Records from a collection of figures
>> Start

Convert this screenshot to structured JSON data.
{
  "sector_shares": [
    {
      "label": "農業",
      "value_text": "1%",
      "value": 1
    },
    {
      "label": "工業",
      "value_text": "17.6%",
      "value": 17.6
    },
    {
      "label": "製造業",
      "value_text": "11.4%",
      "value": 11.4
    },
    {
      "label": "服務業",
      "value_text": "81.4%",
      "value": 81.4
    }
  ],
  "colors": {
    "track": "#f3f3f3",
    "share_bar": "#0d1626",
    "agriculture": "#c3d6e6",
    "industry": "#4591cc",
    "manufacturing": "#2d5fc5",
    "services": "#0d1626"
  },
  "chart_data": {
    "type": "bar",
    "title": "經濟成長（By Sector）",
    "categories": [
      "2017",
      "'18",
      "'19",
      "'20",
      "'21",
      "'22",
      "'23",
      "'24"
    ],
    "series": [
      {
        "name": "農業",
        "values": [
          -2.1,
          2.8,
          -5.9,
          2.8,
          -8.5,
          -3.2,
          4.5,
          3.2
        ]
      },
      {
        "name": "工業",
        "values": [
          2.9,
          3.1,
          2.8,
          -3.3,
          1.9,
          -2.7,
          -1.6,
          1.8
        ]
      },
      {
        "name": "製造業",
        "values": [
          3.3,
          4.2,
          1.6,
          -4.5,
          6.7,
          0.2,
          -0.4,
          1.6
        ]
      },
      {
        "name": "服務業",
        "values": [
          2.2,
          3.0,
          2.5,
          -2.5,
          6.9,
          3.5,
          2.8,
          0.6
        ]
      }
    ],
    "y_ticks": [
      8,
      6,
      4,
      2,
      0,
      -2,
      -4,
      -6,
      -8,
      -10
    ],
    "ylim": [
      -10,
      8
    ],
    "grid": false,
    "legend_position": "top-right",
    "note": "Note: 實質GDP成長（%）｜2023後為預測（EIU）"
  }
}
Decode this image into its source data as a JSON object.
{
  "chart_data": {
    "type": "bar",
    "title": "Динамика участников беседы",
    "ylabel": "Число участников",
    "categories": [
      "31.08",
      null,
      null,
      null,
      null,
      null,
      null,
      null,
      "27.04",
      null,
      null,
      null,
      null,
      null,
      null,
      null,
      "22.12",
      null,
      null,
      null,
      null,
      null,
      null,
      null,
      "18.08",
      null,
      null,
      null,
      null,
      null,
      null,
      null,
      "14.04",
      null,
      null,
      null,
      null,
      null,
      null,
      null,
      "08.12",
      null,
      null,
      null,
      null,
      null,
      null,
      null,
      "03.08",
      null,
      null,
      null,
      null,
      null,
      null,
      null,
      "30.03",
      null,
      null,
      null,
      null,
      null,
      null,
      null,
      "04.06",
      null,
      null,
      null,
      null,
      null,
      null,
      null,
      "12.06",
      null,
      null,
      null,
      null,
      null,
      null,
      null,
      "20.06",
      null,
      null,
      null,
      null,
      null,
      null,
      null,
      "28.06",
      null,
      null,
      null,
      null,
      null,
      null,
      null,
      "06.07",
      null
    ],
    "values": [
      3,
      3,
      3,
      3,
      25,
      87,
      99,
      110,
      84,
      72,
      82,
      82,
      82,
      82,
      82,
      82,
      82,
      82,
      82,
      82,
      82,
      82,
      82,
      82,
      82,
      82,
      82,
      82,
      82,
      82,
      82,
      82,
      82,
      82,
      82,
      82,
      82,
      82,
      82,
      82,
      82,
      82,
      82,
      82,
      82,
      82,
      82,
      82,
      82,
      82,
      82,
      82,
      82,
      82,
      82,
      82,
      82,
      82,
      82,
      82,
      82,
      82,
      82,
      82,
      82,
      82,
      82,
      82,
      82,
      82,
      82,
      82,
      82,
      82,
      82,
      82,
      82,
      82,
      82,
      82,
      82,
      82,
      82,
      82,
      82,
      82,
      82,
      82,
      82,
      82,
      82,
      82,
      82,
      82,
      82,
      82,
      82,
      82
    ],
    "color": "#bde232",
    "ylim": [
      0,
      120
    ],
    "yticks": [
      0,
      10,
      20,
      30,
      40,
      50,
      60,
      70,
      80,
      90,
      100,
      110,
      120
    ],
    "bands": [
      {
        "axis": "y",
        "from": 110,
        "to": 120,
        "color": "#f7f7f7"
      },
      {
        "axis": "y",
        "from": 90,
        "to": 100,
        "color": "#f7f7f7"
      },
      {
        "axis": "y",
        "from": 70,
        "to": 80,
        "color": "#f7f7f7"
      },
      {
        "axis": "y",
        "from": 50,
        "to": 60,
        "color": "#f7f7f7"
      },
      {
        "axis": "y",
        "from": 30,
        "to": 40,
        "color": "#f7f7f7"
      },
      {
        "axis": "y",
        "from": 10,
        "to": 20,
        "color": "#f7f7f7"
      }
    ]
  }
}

>> End

§ **Directions**:
Without leaving anything out, quote all the data.

§ **Expected answer**:
Convert this screenshot to structured JSON data.
{
  "sector_shares": [
    {
      "label": "農業",
      "value_text": "1%",
      "value": 1
    },
    {
      "label": "工業",
      "value_text": "17.6%",
      "value": 17.6
    },
    {
      "label": "製造業",
      "value_text": "11.4%",
      "value": 11.4
    },
    {
      "label": "服務業",
      "value_text": "81.4%",
      "value": 81.4
    }
  ],
  "colors": {
    "track": "#f3f3f3",
    "share_bar": "#0d1626",
    "agriculture": "#c3d6e6",
    "industry": "#4591cc",
    "manufacturing": "#2d5fc5",
    "services": "#0d1626"
  },
  "chart_data": {
    "type": "bar",
    "title": "經濟成長（By Sector）",
    "categories": [
      "2017",
      "'18",
      "'19",
      "'20",
      "'21",
      "'22",
      "'23",
      "'24"
    ],
    "series": [
      {
        "name": "農業",
        "values": [
          -2.1,
          2.8,
          -5.9,
          2.8,
          -8.5,
          -3.2,
          4.5,
          3.2
        ]
      },
      {
        "name": "工業",
        "values": [
          2.9,
          3.1,
          2.8,
          -3.3,
          1.9,
          -2.7,
          -1.6,
          1.8
        ]
      },
      {
        "name": "製造業",
        "values": [
          3.3,
          4.2,
          1.6,
          -4.5,
          6.7,
          0.2,
          -0.4,
          1.6
        ]
      },
      {
        "name": "服務業",
        "values": [
          2.2,
          3.0,
          2.5,
          -2.5,
          6.9,
          3.5,
          2.8,
          0.6
        ]
      }
    ],
    "y_ticks": [
      8,
      6,
      4,
      2,
      0,
      -2,
      -4,
      -6,
      -8,
      -10
    ],
    "ylim": [
      -10,
      8
    ],
    "grid": false,
    "legend_position": "top-right",
    "note": "Note: 實質GDP成長（%）｜2023後為預測（EIU）"
  }
}
Decode this image into its source data as a JSON object.
{
  "chart_data": {
    "type": "bar",
    "title": "Динамика участников беседы",
    "ylabel": "Число участников",
    "categories": [
      "31.08",
      null,
      null,
      null,
      null,
      null,
      null,
      null,
      "27.04",
      null,
      null,
      null,
      null,
      null,
      null,
      null,
      "22.12",
      null,
      null,
      null,
      null,
      null,
      null,
      null,
      "18.08",
      null,
      null,
      null,
      null,
      null,
      null,
      null,
      "14.04",
      null,
      null,
      null,
      null,
      null,
      null,
      null,
      "08.12",
      null,
      null,
      null,
      null,
      null,
      null,
      null,
      "03.08",
      null,
      null,
      null,
      null,
      null,
      null,
      null,
      "30.03",
      null,
      null,
      null,
      null,
      null,
      null,
      null,
      "04.06",
      null,
      null,
      null,
      null,
      null,
      null,
      null,
      "12.06",
      null,
      null,
      null,
      null,
      null,
      null,
      null,
      "20.06",
      null,
      null,
      null,
      null,
      null,
      null,
      null,
      "28.06",
      null,
      null,
      null,
      null,
      null,
      null,
      null,
      "06.07",
      null
    ],
    "values": [
      3,
      3,
      3,
      3,
      25,
      87,
      99,
      110,
      84,
      72,
      82,
      82,
      82,
      82,
      82,
      82,
      82,
      82,
      82,
      82,
      82,
      82,
      82,
      82,
      82,
      82,
      82,
      82,
      82,
      82,
      82,
      82,
      82,
      82,
      82,
      82,
      82,
      82,
      82,
      82,
      82,
      82,
      82,
      82,
      82,
      82,
      82,
      82,
      82,
      82,
      82,
      82,
      82,
      82,
      82,
      82,
      82,
      82,
      82,
      82,
      82,
      82,
      82,
      82,
      82,
      82,
      82,
      82,
      82,
      82,
      82,
      82,
      82,
      82,
      82,
      82,
      82,
      82,
      82,
      82,
      82,
      82,
      82,
      82,
      82,
      82,
      82,
      82,
      82,
      82,
      82,
      82,
      82,
      82,
      82,
      82,
      82,
      82
    ],
    "color": "#bde232",
    "ylim": [
      0,
      120
    ],
    "yticks": [
      0,
      10,
      20,
      30,
      40,
      50,
      60,
      70,
      80,
      90,
      100,
      110,
      120
    ],
    "bands": [
      {
        "axis": "y",
        "from": 110,
        "to": 120,
        "color": "#f7f7f7"
      },
      {
        "axis": "y",
        "from": 90,
        "to": 100,
        "color": "#f7f7f7"
      },
      {
        "axis": "y",
        "from": 70,
        "to": 80,
        "color": "#f7f7f7"
      },
      {
        "axis": "y",
        "from": 50,
        "to": 60,
        "color": "#f7f7f7"
      },
      {
        "axis": "y",
        "from": 30,
        "to": 40,
        "color": "#f7f7f7"
      },
      {
        "axis": "y",
        "from": 10,
        "to": 20,
        "color": "#f7f7f7"
      }
    ]
  }
}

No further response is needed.